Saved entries
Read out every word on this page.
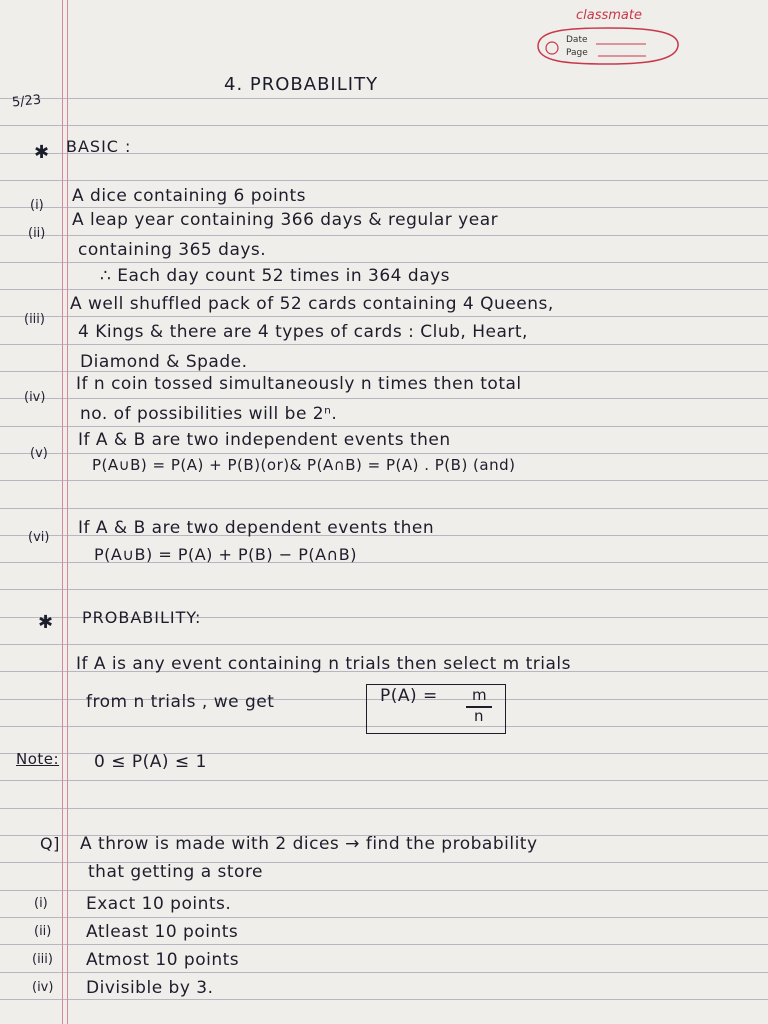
classmate
Date
Page
5/23
4. PROBABILITY
✱ BASIC :
(i) A dice containing 6 points
(ii)
A leap year containing 366 days & regular year
containing 365 days.
∴ Each day count 52 times in 364 days
(iii)
A well shuffled pack of 52 cards containing 4 Queens,
4 Kings & there are 4 types of cards : Club, Heart,
Diamond & Spade.
(iv)
If n coin tossed simultaneously n times then total
no. of possibilities will be 2ⁿ.
(v)
If A & B are two independent events then
P(A∪B) = P(A) + P(B)(or)& P(A∩B) = P(A) . P(B) (and)
(vi) If A & B are two dependent events then
P(A∪B) = P(A) + P(B) − P(A∩B)
✱ PROBABILITY:
If A is any event containing n trials then select m trials
from n trials , we get	P(A) = m
n
Note: 0 ≤ P(A) ≤ 1
Q] A throw is made with 2 dices → find the probability
that getting a store
(i) Exact 10 points.
(ii) Atleast 10 points
(iii) Atmost 10 points
(iv) Divisible by 3.
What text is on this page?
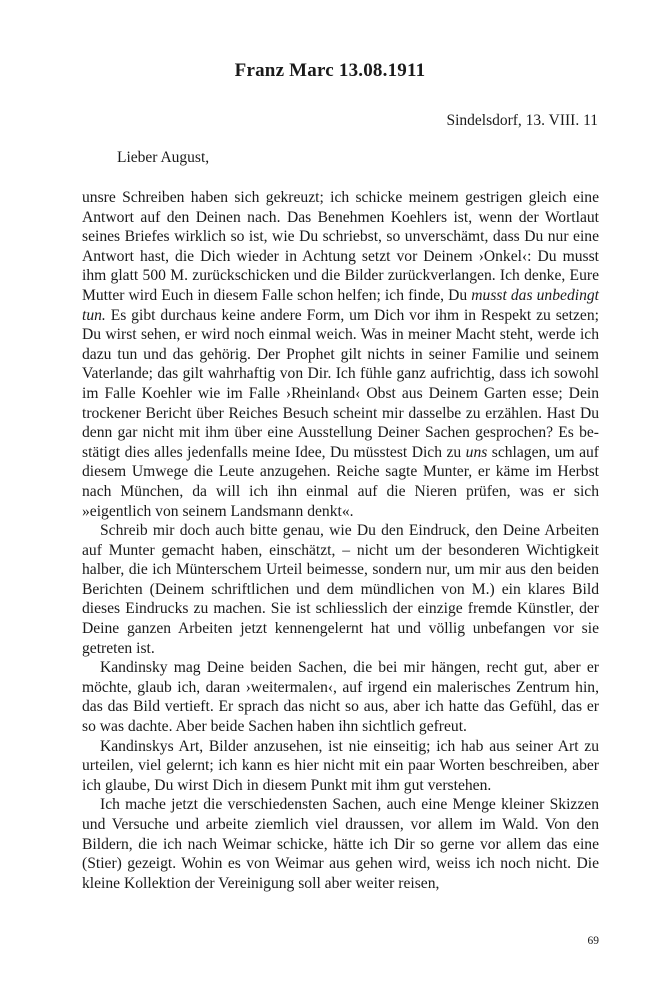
Franz Marc 13.08.1911
Sindelsdorf, 13. VIII. 11
Lieber August,

unsre Schreiben haben sich gekreuzt; ich schicke meinem gestrigen gleich eine Antwort auf den Deinen nach. Das Benehmen Koehlers ist, wenn der Wortlaut seines Briefes wirklich so ist, wie Du schriebst, so unverschämt, dass Du nur eine Antwort hast, die Dich wieder in Achtung setzt vor Deinem ›Onkel‹: Du musst ihm glatt 500 M. zurückschicken und die Bilder zurückverlangen. Ich denke, Eure Mutter wird Euch in diesem Falle schon helfen; ich finde, Du musst das unbedingt tun. Es gibt durchaus keine andere Form, um Dich vor ihm in Respekt zu setzen; Du wirst sehen, er wird noch einmal weich. Was in meiner Macht steht, werde ich dazu tun und das gehörig. Der Prophet gilt nichts in seiner Familie und seinem Vaterlande; das gilt wahrhaftig von Dir. Ich fühle ganz aufrichtig, dass ich sowohl im Falle Koehler wie im Falle ›Rheinland‹ Obst aus Deinem Garten esse; Dein trockener Bericht über Reiches Besuch scheint mir dasselbe zu erzählen. Hast Du denn gar nicht mit ihm über eine Ausstellung Deiner Sachen gesprochen? Es bestätigt dies alles jedenfalls meine Idee, Du müsstest Dich zu uns schlagen, um auf diesem Umwege die Leute anzugehen. Reiche sagte Munter, er käme im Herbst nach München, da will ich ihn einmal auf die Nieren prüfen, was er sich »eigentlich von seinem Landsmann denkt«.

Schreib mir doch auch bitte genau, wie Du den Eindruck, den Deine Arbeiten auf Munter gemacht haben, einschätzt, – nicht um der besonderen Wichtigkeit halber, die ich Münterschem Urteil beimesse, sondern nur, um mir aus den beiden Berichten (Deinem schriftlichen und dem mündlichen von M.) ein klares Bild dieses Eindrucks zu machen. Sie ist schliesslich der einzige fremde Künstler, der Deine ganzen Arbeiten jetzt kennengelernt hat und völlig unbefangen vor sie getreten ist.

Kandinsky mag Deine beiden Sachen, die bei mir hängen, recht gut, aber er möchte, glaub ich, daran ›weitermalen‹, auf irgend ein malerisches Zentrum hin, das das Bild vertieft. Er sprach das nicht so aus, aber ich hatte das Gefühl, das er so was dachte. Aber beide Sachen haben ihn sichtlich gefreut.

Kandinskys Art, Bilder anzusehen, ist nie einseitig; ich hab aus seiner Art zu urteilen, viel gelernt; ich kann es hier nicht mit ein paar Worten beschreiben, aber ich glaube, Du wirst Dich in diesem Punkt mit ihm gut verstehen.

Ich mache jetzt die verschiedensten Sachen, auch eine Menge kleiner Skizzen und Versuche und arbeite ziemlich viel draussen, vor allem im Wald. Von den Bildern, die ich nach Weimar schicke, hätte ich Dir so gerne vor allem das eine (Stier) gezeigt. Wohin es von Weimar aus gehen wird, weiss ich noch nicht. Die kleine Kollektion der Vereinigung soll aber weiter reisen,

69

Work instructions — Isolate each line of the listing above that includes "points". Copy it.

The completed task —
(i) A dice containing 6 points
(i) Exact 10 points.
(ii) Atleast 10 points
(iii) Atmost 10 points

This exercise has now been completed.